> **Zapisy**:

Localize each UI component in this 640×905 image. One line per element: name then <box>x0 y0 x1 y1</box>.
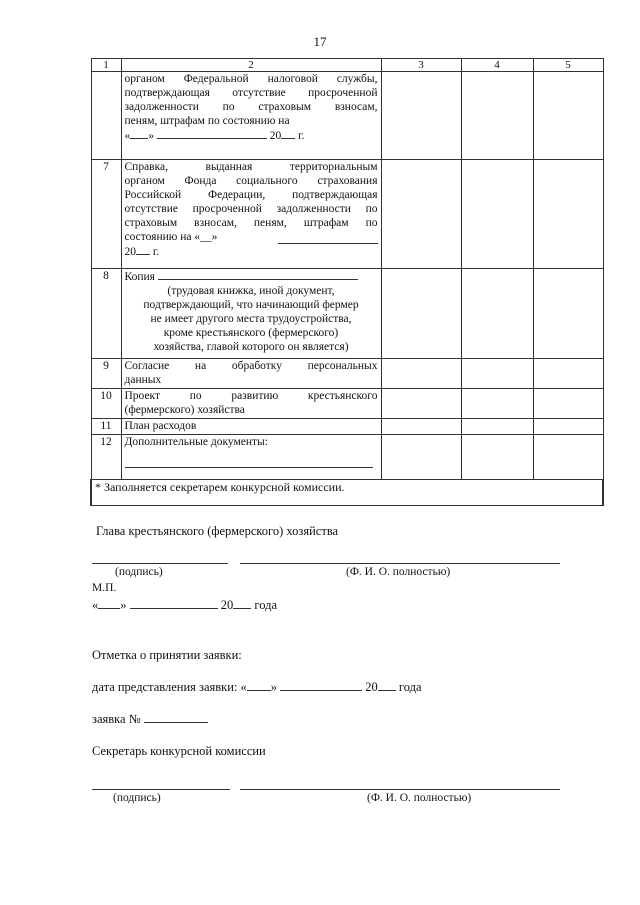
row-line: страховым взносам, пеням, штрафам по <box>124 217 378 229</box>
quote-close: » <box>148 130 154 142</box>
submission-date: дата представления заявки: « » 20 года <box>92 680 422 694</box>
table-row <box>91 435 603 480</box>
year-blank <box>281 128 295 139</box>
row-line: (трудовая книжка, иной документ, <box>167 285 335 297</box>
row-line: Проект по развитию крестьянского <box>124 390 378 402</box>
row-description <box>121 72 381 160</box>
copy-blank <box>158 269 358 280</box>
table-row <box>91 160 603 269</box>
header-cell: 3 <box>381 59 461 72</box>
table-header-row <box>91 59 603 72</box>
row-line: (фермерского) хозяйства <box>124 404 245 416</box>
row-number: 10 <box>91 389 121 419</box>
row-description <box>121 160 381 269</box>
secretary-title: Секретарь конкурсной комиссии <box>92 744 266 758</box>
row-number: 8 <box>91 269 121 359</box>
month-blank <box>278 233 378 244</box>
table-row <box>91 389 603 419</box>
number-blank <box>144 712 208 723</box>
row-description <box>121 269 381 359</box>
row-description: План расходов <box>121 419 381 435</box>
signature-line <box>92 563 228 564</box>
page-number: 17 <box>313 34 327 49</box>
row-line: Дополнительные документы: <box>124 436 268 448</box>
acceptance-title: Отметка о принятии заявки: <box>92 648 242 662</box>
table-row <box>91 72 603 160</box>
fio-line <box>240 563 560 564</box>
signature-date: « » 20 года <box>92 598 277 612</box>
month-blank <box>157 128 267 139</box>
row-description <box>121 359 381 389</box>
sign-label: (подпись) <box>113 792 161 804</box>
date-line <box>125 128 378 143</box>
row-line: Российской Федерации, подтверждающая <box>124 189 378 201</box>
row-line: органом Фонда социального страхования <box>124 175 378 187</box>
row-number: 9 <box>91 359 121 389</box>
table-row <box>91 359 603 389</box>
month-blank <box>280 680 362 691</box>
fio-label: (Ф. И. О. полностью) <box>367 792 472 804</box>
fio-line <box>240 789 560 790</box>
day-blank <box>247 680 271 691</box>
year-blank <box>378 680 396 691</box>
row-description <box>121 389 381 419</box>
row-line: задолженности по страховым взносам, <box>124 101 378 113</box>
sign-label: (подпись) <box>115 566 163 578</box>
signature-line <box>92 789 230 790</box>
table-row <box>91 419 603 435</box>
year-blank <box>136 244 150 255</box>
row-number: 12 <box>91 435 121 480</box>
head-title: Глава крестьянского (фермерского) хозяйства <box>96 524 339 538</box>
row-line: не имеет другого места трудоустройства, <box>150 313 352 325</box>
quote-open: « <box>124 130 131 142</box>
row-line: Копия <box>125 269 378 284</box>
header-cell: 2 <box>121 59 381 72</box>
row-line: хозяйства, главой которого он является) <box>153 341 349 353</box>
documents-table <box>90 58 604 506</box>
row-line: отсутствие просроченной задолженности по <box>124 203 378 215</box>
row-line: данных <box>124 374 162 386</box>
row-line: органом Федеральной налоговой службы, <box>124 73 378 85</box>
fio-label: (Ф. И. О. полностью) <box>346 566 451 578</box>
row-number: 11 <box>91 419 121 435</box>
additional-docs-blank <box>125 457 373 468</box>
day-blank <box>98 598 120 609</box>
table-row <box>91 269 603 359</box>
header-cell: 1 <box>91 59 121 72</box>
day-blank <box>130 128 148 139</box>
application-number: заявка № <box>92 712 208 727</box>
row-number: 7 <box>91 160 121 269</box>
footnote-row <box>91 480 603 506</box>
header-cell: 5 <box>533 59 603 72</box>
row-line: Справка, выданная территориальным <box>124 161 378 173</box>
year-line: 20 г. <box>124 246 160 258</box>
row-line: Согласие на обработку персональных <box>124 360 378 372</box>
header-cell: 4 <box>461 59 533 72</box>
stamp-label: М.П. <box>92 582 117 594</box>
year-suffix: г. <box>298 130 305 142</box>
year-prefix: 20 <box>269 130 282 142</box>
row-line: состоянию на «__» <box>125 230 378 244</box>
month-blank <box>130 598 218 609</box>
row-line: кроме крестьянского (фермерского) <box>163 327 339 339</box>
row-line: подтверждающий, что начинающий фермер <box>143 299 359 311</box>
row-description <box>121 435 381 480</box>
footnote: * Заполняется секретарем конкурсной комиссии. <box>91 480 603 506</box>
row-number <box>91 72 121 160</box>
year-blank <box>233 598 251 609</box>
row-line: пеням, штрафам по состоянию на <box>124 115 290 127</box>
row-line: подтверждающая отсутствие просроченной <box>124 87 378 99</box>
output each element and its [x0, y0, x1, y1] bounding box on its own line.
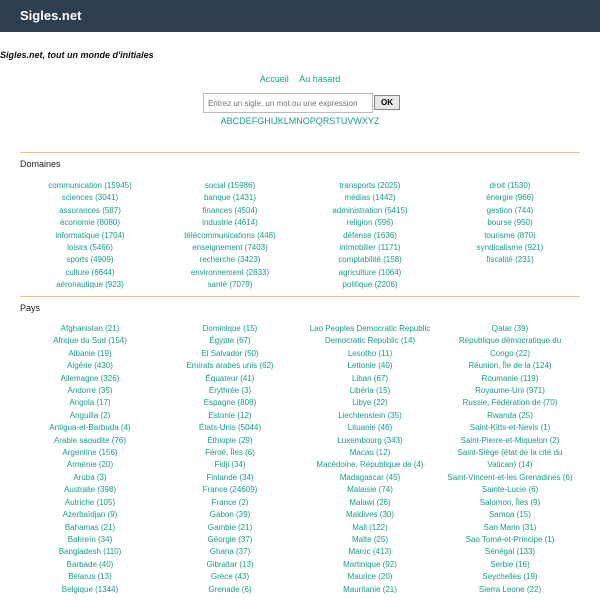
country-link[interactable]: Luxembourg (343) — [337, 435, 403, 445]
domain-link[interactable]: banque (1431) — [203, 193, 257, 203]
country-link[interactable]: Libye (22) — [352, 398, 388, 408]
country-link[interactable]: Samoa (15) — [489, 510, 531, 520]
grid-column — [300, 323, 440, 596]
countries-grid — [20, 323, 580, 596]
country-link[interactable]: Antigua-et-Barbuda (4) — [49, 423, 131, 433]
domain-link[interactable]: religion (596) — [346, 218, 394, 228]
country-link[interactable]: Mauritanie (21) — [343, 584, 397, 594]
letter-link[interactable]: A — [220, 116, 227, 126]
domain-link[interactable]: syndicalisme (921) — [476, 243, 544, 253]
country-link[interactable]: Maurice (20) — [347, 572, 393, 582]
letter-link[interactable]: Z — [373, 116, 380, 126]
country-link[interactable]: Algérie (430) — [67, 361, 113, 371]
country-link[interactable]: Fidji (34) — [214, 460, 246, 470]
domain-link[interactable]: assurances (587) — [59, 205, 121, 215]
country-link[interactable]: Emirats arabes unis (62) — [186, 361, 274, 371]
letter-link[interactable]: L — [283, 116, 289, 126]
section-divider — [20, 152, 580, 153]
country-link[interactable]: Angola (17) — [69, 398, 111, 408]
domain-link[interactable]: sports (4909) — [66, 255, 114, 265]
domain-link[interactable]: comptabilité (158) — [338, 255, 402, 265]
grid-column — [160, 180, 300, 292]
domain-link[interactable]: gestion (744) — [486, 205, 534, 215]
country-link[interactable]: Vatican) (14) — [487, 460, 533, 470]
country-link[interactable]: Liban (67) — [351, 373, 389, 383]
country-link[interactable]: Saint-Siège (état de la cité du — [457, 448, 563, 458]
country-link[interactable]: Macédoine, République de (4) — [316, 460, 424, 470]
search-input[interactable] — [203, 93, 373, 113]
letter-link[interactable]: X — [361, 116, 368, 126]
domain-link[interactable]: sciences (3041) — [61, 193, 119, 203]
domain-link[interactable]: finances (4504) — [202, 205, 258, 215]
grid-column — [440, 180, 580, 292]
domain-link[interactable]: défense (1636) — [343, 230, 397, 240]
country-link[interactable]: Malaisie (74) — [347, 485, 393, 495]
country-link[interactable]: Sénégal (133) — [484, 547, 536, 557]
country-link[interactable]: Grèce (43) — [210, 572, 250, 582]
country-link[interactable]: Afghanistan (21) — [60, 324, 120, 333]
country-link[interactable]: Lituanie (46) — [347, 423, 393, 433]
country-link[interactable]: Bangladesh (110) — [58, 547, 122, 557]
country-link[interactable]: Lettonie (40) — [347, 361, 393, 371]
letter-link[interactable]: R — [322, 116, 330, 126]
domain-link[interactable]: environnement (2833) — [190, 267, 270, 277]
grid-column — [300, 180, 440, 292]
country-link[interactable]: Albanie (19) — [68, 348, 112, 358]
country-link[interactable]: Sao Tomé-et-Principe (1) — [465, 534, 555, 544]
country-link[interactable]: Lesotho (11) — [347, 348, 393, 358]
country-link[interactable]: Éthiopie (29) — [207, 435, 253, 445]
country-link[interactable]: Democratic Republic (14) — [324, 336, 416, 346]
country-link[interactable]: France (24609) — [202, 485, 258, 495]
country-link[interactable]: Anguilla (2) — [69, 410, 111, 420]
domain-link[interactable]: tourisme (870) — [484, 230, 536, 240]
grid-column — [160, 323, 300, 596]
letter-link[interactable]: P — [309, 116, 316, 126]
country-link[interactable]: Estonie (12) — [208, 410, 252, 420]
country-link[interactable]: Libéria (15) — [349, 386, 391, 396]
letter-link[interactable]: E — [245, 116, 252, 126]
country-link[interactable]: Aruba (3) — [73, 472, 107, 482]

> **Polecenie**:
Przekształć w tabelę Markdown z kolumnami „Numer” i „Treść” tylko te wiersze zapisów, które zaczynają się od wiersza z „row-line: страховым взносам, пеням, штрафам” i ciągną się aż do wiersza z „month-blank <box>278 233 378 244</box>” włącznie. Ponumeruj kolejne wiersze i pomiń puste.

> **Rozwiązanie**:
| Numer | Treść |
|---|---|
| 1 | row-line: страховым взносам, пеням, штрафам по <box>124 217 378 229</box> |
| 2 | quote-close: » <box>148 130 154 142</box> |
| 3 | submission-date: дата представления заявки: « » 20 года <box>92 680 422 694</box> |
| 4 | table-row <box>91 435 603 480</box> |
| 5 | year-blank <box>281 128 295 139</box> |
| 6 | row-line: (трудовая книжка, иной документ, <box>167 285 335 297</box> |
| 7 | row-line: Проект по развитию крестьянского <box>124 390 378 402</box> |
| 8 | row-description <box>121 72 381 160</box> |
| 9 | copy-blank <box>158 269 358 280</box> |
| 10 | table-row <box>91 160 603 269</box> |
| 11 | header-cell: 3 <box>381 59 461 72</box> |
| 12 | table-header-row <box>91 59 603 72</box> |
| 13 | row-line: (фермерского) хозяйства <box>124 404 245 416</box> |
| 14 | row-number: 10 <box>91 389 121 419</box> |
| 15 | row-description <box>121 160 381 269</box> |
| 16 | secretary-title: Секретарь конкурсной комиссии <box>92 744 266 758</box> |
| 17 | row-number: 8 <box>91 269 121 359</box> |
| 18 | month-blank <box>278 233 378 244</box> |